◆ To do
Retype the records below word for word and omit any image.

◆ Material for the task

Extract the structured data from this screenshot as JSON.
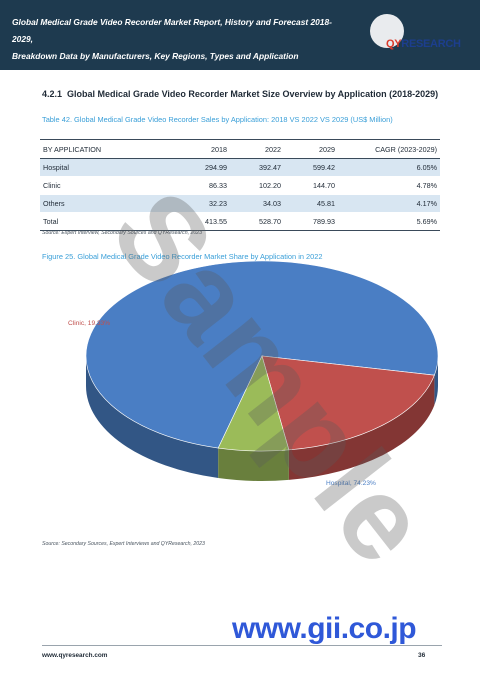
{
  "header": {
    "title_line1": "Global Medical Grade Video Recorder Market Report, History and Forecast 2018-2029,",
    "title_line2": "Breakdown Data by Manufacturers, Key Regions, Types and Application",
    "logo_prefix": "QY",
    "logo_suffix": "RESEARCH"
  },
  "section": {
    "number": "4.2.1",
    "title": "Global Medical Grade Video Recorder Market Size Overview by Application (2018-2029)"
  },
  "table": {
    "caption": "Table 42.  Global Medical Grade Video Recorder Sales by Application: 2018 VS 2022 VS 2029 (US$ Million)",
    "columns": [
      "BY APPLICATION",
      "2018",
      "2022",
      "2029",
      "CAGR (2023-2029)"
    ],
    "rows": [
      {
        "name": "Hospital",
        "v2018": "294.99",
        "v2022": "392.47",
        "v2029": "599.42",
        "cagr": "6.05%"
      },
      {
        "name": "Clinic",
        "v2018": "86.33",
        "v2022": "102.20",
        "v2029": "144.70",
        "cagr": "4.78%"
      },
      {
        "name": "Others",
        "v2018": "32.23",
        "v2022": "34.03",
        "v2029": "45.81",
        "cagr": "4.17%"
      },
      {
        "name": "Total",
        "v2018": "413.55",
        "v2022": "528.70",
        "v2029": "789.93",
        "cagr": "5.69%"
      }
    ],
    "source": "Source: Expert Interview, Secondary Sources and QYResearch, 2023"
  },
  "figure": {
    "caption": "Figure 25.  Global Medical Grade Video Recorder Market Share by Application in 2022",
    "source": "Source: Secondary Sources, Expert Interviews and QYResearch, 2023"
  },
  "chart_data": {
    "type": "pie",
    "title": "Global Medical Grade Video Recorder Market Share by Application in 2022",
    "labels": [
      "Hospital",
      "Clinic",
      "Others"
    ],
    "values": [
      74.23,
      19.33,
      6.44
    ],
    "display_labels": [
      "Hospital, 74.23%",
      "Clinic, 19.33%",
      ""
    ],
    "colors": [
      "#4a7ec4",
      "#c0504d",
      "#9bbb59"
    ],
    "style": "3d"
  },
  "overlays": {
    "sample_text": "Sample",
    "watermark_text": "www.gii.co.jp"
  },
  "footer": {
    "url": "www.qyresearch.com",
    "page": "36"
  }
}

◆ Complete output
Extract the structured data from this screenshot as JSON.
{
  "header": {
    "title_line1": "Global Medical Grade Video Recorder Market Report, History and Forecast 2018-2029,",
    "title_line2": "Breakdown Data by Manufacturers, Key Regions, Types and Application",
    "logo_prefix": "QY",
    "logo_suffix": "RESEARCH"
  },
  "section": {
    "number": "4.2.1",
    "title": "Global Medical Grade Video Recorder Market Size Overview by Application (2018-2029)"
  },
  "table": {
    "caption": "Table 42.  Global Medical Grade Video Recorder Sales by Application: 2018 VS 2022 VS 2029 (US$ Million)",
    "columns": [
      "BY APPLICATION",
      "2018",
      "2022",
      "2029",
      "CAGR (2023-2029)"
    ],
    "rows": [
      {
        "name": "Hospital",
        "v2018": "294.99",
        "v2022": "392.47",
        "v2029": "599.42",
        "cagr": "6.05%"
      },
      {
        "name": "Clinic",
        "v2018": "86.33",
        "v2022": "102.20",
        "v2029": "144.70",
        "cagr": "4.78%"
      },
      {
        "name": "Others",
        "v2018": "32.23",
        "v2022": "34.03",
        "v2029": "45.81",
        "cagr": "4.17%"
      },
      {
        "name": "Total",
        "v2018": "413.55",
        "v2022": "528.70",
        "v2029": "789.93",
        "cagr": "5.69%"
      }
    ],
    "source": "Source: Expert Interview, Secondary Sources and QYResearch, 2023"
  },
  "figure": {
    "caption": "Figure 25.  Global Medical Grade Video Recorder Market Share by Application in 2022",
    "source": "Source: Secondary Sources, Expert Interviews and QYResearch, 2023"
  },
  "chart_data": {
    "type": "pie",
    "title": "Global Medical Grade Video Recorder Market Share by Application in 2022",
    "labels": [
      "Hospital",
      "Clinic",
      "Others"
    ],
    "values": [
      74.23,
      19.33,
      6.44
    ],
    "display_labels": [
      "Hospital, 74.23%",
      "Clinic, 19.33%",
      ""
    ],
    "colors": [
      "#4a7ec4",
      "#c0504d",
      "#9bbb59"
    ],
    "style": "3d"
  },
  "overlays": {
    "sample_text": "Sample",
    "watermark_text": "www.gii.co.jp"
  },
  "footer": {
    "url": "www.qyresearch.com",
    "page": "36"
  }
}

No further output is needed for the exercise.